» **TO BE DONE**: Read the material below. Count the lines containing "весь" and give that count alone.

» **DATA LISTING**:
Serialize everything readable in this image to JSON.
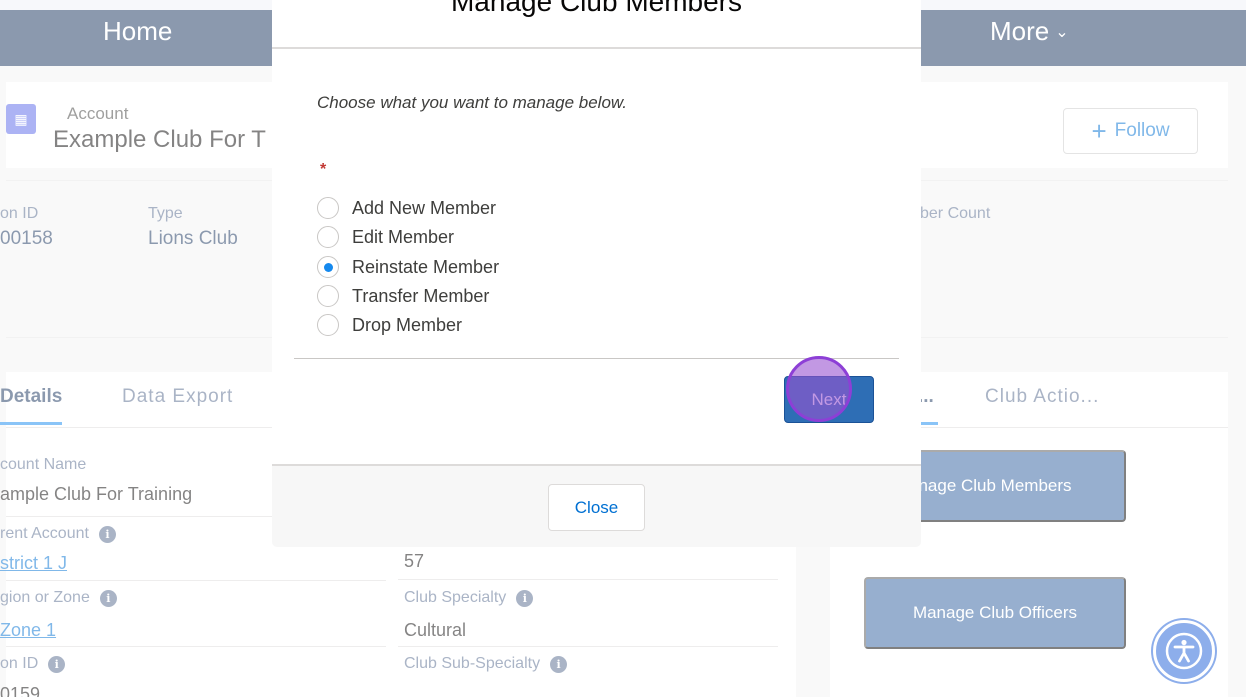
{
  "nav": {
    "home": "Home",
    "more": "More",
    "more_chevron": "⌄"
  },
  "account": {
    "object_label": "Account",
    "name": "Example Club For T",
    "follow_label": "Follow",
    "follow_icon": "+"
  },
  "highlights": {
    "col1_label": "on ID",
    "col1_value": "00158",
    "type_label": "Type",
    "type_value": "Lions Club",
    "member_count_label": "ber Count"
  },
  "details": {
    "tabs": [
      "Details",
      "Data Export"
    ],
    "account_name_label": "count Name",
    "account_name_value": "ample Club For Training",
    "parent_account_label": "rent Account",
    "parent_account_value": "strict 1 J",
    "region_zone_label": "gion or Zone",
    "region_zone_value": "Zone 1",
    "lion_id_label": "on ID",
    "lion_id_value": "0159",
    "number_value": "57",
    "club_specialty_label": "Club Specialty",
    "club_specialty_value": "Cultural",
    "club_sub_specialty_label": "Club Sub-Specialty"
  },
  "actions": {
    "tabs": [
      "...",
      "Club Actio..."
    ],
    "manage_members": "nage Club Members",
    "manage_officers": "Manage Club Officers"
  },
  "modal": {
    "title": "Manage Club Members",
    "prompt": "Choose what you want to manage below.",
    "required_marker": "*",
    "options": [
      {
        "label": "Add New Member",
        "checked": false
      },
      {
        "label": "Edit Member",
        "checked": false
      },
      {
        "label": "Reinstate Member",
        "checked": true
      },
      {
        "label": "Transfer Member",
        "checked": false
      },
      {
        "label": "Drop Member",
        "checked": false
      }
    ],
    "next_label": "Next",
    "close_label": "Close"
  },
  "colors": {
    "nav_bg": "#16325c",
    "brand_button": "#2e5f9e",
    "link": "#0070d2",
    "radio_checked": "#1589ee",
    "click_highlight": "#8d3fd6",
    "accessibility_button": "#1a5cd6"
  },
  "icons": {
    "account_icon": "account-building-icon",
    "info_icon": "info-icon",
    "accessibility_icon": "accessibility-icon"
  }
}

...

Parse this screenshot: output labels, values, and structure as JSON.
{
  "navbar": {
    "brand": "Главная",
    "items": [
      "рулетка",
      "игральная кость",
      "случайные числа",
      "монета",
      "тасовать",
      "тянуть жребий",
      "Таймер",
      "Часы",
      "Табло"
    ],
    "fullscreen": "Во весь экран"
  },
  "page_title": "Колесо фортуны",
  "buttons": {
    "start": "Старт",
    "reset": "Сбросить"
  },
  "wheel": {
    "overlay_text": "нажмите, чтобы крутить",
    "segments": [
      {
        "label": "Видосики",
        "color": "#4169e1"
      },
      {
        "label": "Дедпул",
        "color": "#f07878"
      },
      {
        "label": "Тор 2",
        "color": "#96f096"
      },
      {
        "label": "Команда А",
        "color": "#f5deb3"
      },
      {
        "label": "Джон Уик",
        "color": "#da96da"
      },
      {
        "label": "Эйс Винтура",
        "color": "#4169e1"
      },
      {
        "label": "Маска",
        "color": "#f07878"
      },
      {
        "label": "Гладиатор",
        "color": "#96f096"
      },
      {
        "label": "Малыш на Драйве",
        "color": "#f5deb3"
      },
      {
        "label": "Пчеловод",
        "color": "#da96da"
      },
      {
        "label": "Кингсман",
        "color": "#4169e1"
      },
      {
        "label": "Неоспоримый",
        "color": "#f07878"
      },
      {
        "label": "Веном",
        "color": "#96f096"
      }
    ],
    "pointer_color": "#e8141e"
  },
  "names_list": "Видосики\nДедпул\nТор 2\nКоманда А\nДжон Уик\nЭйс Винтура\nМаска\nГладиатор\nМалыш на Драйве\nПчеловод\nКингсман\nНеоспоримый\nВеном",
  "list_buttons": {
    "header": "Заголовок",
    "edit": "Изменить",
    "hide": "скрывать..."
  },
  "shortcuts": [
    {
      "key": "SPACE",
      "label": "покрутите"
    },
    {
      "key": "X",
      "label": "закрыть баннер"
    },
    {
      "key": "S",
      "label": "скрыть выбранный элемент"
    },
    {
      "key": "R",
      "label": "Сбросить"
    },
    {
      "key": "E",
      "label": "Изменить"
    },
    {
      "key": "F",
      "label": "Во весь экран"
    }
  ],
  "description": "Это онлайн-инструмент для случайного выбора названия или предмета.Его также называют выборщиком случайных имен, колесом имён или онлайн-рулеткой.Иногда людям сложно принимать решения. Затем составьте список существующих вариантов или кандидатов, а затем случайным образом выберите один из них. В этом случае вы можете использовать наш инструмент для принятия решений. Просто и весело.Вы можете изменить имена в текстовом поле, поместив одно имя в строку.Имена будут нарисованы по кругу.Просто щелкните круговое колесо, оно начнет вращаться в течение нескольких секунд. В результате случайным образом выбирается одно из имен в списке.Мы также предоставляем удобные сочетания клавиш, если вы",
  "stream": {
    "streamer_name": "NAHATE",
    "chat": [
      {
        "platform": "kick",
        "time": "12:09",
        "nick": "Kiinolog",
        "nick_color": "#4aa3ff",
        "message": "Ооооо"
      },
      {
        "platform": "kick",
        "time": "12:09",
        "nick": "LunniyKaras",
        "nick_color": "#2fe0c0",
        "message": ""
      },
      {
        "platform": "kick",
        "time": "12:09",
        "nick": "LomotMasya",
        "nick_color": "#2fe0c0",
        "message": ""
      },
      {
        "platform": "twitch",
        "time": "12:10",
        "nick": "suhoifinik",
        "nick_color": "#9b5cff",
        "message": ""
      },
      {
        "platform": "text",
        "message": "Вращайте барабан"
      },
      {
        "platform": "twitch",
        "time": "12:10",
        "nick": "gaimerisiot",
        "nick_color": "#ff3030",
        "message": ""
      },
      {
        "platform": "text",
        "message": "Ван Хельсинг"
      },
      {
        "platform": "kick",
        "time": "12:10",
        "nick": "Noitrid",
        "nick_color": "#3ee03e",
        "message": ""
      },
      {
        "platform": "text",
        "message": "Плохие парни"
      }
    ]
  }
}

» **EXERCISE RESULT**: 2